**Exercise goal:**
In this exercise, reproduce all the entries that follow exactly.

**Record extracts:**
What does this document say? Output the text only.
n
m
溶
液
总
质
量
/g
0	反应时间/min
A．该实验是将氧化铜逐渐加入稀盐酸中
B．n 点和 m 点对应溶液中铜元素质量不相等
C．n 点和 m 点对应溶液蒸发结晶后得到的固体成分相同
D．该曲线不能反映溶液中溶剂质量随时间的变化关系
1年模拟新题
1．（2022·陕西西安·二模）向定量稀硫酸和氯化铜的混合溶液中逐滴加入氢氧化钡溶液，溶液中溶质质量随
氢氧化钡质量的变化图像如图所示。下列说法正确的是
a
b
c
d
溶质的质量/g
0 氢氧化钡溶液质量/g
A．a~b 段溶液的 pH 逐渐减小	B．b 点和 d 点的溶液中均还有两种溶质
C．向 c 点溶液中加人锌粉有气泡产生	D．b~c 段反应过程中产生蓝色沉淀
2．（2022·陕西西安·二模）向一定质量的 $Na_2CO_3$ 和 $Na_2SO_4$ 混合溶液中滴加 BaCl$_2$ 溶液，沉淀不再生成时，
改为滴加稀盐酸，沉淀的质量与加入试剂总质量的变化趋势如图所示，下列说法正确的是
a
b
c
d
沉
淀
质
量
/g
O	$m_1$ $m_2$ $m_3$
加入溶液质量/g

**Exercise response:**
What does this document say? Output the text only.
n
m
溶
液
总
质
量
/g
0	反应时间/min
A．该实验是将氧化铜逐渐加入稀盐酸中
B．n 点和 m 点对应溶液中铜元素质量不相等
C．n 点和 m 点对应溶液蒸发结晶后得到的固体成分相同
D．该曲线不能反映溶液中溶剂质量随时间的变化关系
1年模拟新题
1．（2022·陕西西安·二模）向定量稀硫酸和氯化铜的混合溶液中逐滴加入氢氧化钡溶液，溶液中溶质质量随
氢氧化钡质量的变化图像如图所示。下列说法正确的是
a
b
c
d
溶质的质量/g
0 氢氧化钡溶液质量/g
A．a~b 段溶液的 pH 逐渐减小	B．b 点和 d 点的溶液中均还有两种溶质
C．向 c 点溶液中加人锌粉有气泡产生	D．b~c 段反应过程中产生蓝色沉淀
2．（2022·陕西西安·二模）向一定质量的 $Na_2CO_3$ 和 $Na_2SO_4$ 混合溶液中滴加 BaCl$_2$ 溶液，沉淀不再生成时，
改为滴加稀盐酸，沉淀的质量与加入试剂总质量的变化趋势如图所示，下列说法正确的是
a
b
c
d
沉
淀
质
量
/g
O	$m_1$ $m_2$ $m_3$
加入溶液质量/g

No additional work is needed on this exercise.